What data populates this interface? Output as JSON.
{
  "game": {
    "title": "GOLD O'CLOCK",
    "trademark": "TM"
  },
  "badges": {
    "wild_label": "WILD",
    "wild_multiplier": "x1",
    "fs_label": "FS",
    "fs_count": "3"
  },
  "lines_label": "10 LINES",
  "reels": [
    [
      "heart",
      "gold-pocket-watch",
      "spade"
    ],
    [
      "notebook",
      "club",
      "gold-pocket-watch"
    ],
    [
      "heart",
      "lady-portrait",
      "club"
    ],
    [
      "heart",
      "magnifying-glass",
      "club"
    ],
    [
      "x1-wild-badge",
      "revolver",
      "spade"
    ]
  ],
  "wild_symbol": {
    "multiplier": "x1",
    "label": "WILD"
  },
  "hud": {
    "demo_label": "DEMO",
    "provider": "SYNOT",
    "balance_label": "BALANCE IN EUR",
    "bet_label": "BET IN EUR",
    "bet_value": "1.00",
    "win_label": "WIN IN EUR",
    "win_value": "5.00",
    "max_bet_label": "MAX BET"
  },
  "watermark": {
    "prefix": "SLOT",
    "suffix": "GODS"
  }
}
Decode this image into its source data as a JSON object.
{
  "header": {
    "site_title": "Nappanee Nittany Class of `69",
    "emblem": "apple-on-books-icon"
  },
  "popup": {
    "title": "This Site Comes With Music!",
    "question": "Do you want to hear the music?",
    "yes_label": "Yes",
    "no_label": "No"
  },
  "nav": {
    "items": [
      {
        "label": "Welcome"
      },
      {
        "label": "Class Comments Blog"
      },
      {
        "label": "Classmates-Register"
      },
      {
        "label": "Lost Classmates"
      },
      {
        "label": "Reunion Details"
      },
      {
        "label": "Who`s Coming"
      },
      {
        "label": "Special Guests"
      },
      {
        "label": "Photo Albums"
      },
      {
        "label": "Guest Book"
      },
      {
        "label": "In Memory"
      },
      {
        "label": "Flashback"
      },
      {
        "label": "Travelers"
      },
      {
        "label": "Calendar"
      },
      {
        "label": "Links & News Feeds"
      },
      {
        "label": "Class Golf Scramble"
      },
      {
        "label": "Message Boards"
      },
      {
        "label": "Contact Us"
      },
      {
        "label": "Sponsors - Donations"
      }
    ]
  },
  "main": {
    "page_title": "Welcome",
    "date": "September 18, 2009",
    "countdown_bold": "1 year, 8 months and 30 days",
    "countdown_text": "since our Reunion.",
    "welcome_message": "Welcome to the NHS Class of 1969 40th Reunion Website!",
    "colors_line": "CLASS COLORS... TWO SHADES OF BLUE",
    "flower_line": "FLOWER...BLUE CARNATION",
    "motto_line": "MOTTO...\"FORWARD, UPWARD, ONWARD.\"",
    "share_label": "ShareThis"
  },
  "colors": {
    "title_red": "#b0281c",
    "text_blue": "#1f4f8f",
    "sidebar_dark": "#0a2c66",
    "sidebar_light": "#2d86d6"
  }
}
========================================
▶ _Exercise goal_
Copy all of the material word for word.

▶ _Exercise result_
What data populates this interface? Output as JSON.
{
  "game": {
    "title": "GOLD O'CLOCK",
    "trademark": "TM"
  },
  "badges": {
    "wild_label": "WILD",
    "wild_multiplier": "x1",
    "fs_label": "FS",
    "fs_count": "3"
  },
  "lines_label": "10 LINES",
  "reels": [
    [
      "heart",
      "gold-pocket-watch",
      "spade"
    ],
    [
      "notebook",
      "club",
      "gold-pocket-watch"
    ],
    [
      "heart",
      "lady-portrait",
      "club"
    ],
    [
      "heart",
      "magnifying-glass",
      "club"
    ],
    [
      "x1-wild-badge",
      "revolver",
      "spade"
    ]
  ],
  "wild_symbol": {
    "multiplier": "x1",
    "label": "WILD"
  },
  "hud": {
    "demo_label": "DEMO",
    "provider": "SYNOT",
    "balance_label": "BALANCE IN EUR",
    "bet_label": "BET IN EUR",
    "bet_value": "1.00",
    "win_label": "WIN IN EUR",
    "win_value": "5.00",
    "max_bet_label": "MAX BET"
  },
  "watermark": {
    "prefix": "SLOT",
    "suffix": "GODS"
  }
}
Decode this image into its source data as a JSON object.
{
  "header": {
    "site_title": "Nappanee Nittany Class of `69",
    "emblem": "apple-on-books-icon"
  },
  "popup": {
    "title": "This Site Comes With Music!",
    "question": "Do you want to hear the music?",
    "yes_label": "Yes",
    "no_label": "No"
  },
  "nav": {
    "items": [
      {
        "label": "Welcome"
      },
      {
        "label": "Class Comments Blog"
      },
      {
        "label": "Classmates-Register"
      },
      {
        "label": "Lost Classmates"
      },
      {
        "label": "Reunion Details"
      },
      {
        "label": "Who`s Coming"
      },
      {
        "label": "Special Guests"
      },
      {
        "label": "Photo Albums"
      },
      {
        "label": "Guest Book"
      },
      {
        "label": "In Memory"
      },
      {
        "label": "Flashback"
      },
      {
        "label": "Travelers"
      },
      {
        "label": "Calendar"
      },
      {
        "label": "Links & News Feeds"
      },
      {
        "label": "Class Golf Scramble"
      },
      {
        "label": "Message Boards"
      },
      {
        "label": "Contact Us"
      },
      {
        "label": "Sponsors - Donations"
      }
    ]
  },
  "main": {
    "page_title": "Welcome",
    "date": "September 18, 2009",
    "countdown_bold": "1 year, 8 months and 30 days",
    "countdown_text": "since our Reunion.",
    "welcome_message": "Welcome to the NHS Class of 1969 40th Reunion Website!",
    "colors_line": "CLASS COLORS... TWO SHADES OF BLUE",
    "flower_line": "FLOWER...BLUE CARNATION",
    "motto_line": "MOTTO...\"FORWARD, UPWARD, ONWARD.\"",
    "share_label": "ShareThis"
  },
  "colors": {
    "title_red": "#b0281c",
    "text_blue": "#1f4f8f",
    "sidebar_dark": "#0a2c66",
    "sidebar_light": "#2d86d6"
  }
}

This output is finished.